## PROBLEM TO SOLVE:
Copy out the data exactly, leaving the pictures behind.

## Figure dataset records:
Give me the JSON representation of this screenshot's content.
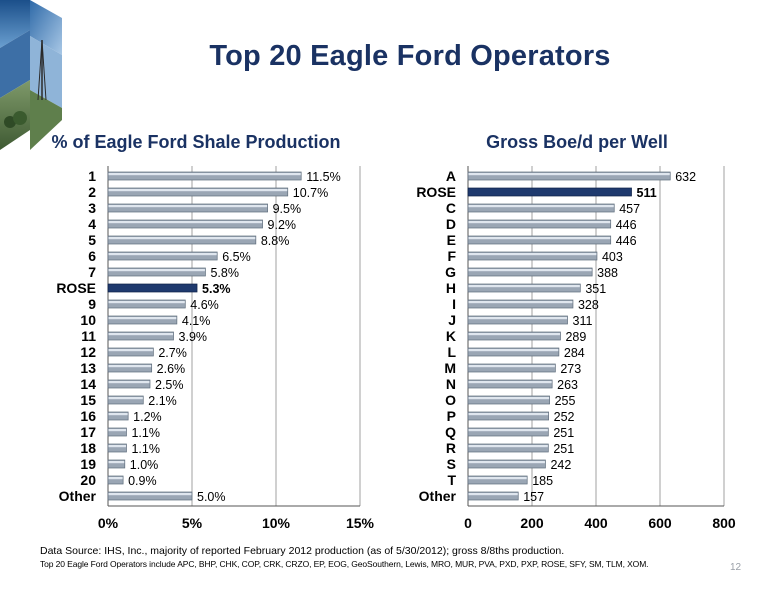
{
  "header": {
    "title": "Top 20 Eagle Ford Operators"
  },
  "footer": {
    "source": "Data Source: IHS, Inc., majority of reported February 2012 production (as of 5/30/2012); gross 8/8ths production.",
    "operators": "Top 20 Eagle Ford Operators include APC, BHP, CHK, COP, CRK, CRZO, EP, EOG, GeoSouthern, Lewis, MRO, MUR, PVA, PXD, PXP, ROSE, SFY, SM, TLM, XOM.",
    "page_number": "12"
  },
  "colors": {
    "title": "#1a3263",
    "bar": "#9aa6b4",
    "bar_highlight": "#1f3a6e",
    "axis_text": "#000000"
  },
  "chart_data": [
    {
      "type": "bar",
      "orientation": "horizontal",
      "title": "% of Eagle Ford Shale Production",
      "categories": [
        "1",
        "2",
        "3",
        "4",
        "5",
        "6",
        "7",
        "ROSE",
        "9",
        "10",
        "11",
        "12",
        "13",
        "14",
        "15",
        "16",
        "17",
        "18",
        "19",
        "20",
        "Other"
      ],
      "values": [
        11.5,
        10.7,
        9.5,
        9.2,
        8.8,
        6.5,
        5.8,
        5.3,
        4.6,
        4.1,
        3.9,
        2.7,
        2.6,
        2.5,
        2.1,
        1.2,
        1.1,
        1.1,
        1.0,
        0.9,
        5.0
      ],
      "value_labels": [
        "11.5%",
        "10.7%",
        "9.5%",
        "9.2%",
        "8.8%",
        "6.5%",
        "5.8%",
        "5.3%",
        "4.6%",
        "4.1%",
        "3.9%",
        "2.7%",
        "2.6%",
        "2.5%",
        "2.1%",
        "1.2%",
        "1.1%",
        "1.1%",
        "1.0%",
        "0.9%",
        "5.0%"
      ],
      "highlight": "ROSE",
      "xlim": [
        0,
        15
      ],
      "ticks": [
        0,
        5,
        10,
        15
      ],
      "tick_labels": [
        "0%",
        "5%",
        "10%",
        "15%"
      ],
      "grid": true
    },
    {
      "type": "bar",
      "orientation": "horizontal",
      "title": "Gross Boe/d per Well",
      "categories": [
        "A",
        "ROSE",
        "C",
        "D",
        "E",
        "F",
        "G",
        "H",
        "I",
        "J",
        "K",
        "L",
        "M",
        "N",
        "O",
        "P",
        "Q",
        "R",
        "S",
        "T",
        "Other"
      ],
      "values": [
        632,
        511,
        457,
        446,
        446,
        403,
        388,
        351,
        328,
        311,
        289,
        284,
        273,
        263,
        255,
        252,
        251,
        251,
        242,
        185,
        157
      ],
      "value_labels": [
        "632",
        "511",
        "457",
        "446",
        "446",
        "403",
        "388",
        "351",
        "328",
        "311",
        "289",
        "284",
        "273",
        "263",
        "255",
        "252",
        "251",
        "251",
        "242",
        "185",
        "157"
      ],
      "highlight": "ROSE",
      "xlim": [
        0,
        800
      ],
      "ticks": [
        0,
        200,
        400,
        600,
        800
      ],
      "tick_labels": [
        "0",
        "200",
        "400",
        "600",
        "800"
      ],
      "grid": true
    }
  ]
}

## EXERCISE SOLUTION:
Give me the JSON representation of this screenshot's content.
{
  "header": {
    "title": "Top 20 Eagle Ford Operators"
  },
  "footer": {
    "source": "Data Source: IHS, Inc., majority of reported February 2012 production (as of 5/30/2012); gross 8/8ths production.",
    "operators": "Top 20 Eagle Ford Operators include APC, BHP, CHK, COP, CRK, CRZO, EP, EOG, GeoSouthern, Lewis, MRO, MUR, PVA, PXD, PXP, ROSE, SFY, SM, TLM, XOM.",
    "page_number": "12"
  },
  "colors": {
    "title": "#1a3263",
    "bar": "#9aa6b4",
    "bar_highlight": "#1f3a6e",
    "axis_text": "#000000"
  },
  "chart_data": [
    {
      "type": "bar",
      "orientation": "horizontal",
      "title": "% of Eagle Ford Shale Production",
      "categories": [
        "1",
        "2",
        "3",
        "4",
        "5",
        "6",
        "7",
        "ROSE",
        "9",
        "10",
        "11",
        "12",
        "13",
        "14",
        "15",
        "16",
        "17",
        "18",
        "19",
        "20",
        "Other"
      ],
      "values": [
        11.5,
        10.7,
        9.5,
        9.2,
        8.8,
        6.5,
        5.8,
        5.3,
        4.6,
        4.1,
        3.9,
        2.7,
        2.6,
        2.5,
        2.1,
        1.2,
        1.1,
        1.1,
        1.0,
        0.9,
        5.0
      ],
      "value_labels": [
        "11.5%",
        "10.7%",
        "9.5%",
        "9.2%",
        "8.8%",
        "6.5%",
        "5.8%",
        "5.3%",
        "4.6%",
        "4.1%",
        "3.9%",
        "2.7%",
        "2.6%",
        "2.5%",
        "2.1%",
        "1.2%",
        "1.1%",
        "1.1%",
        "1.0%",
        "0.9%",
        "5.0%"
      ],
      "highlight": "ROSE",
      "xlim": [
        0,
        15
      ],
      "ticks": [
        0,
        5,
        10,
        15
      ],
      "tick_labels": [
        "0%",
        "5%",
        "10%",
        "15%"
      ],
      "grid": true
    },
    {
      "type": "bar",
      "orientation": "horizontal",
      "title": "Gross Boe/d per Well",
      "categories": [
        "A",
        "ROSE",
        "C",
        "D",
        "E",
        "F",
        "G",
        "H",
        "I",
        "J",
        "K",
        "L",
        "M",
        "N",
        "O",
        "P",
        "Q",
        "R",
        "S",
        "T",
        "Other"
      ],
      "values": [
        632,
        511,
        457,
        446,
        446,
        403,
        388,
        351,
        328,
        311,
        289,
        284,
        273,
        263,
        255,
        252,
        251,
        251,
        242,
        185,
        157
      ],
      "value_labels": [
        "632",
        "511",
        "457",
        "446",
        "446",
        "403",
        "388",
        "351",
        "328",
        "311",
        "289",
        "284",
        "273",
        "263",
        "255",
        "252",
        "251",
        "251",
        "242",
        "185",
        "157"
      ],
      "highlight": "ROSE",
      "xlim": [
        0,
        800
      ],
      "ticks": [
        0,
        200,
        400,
        600,
        800
      ],
      "tick_labels": [
        "0",
        "200",
        "400",
        "600",
        "800"
      ],
      "grid": true
    }
  ]
}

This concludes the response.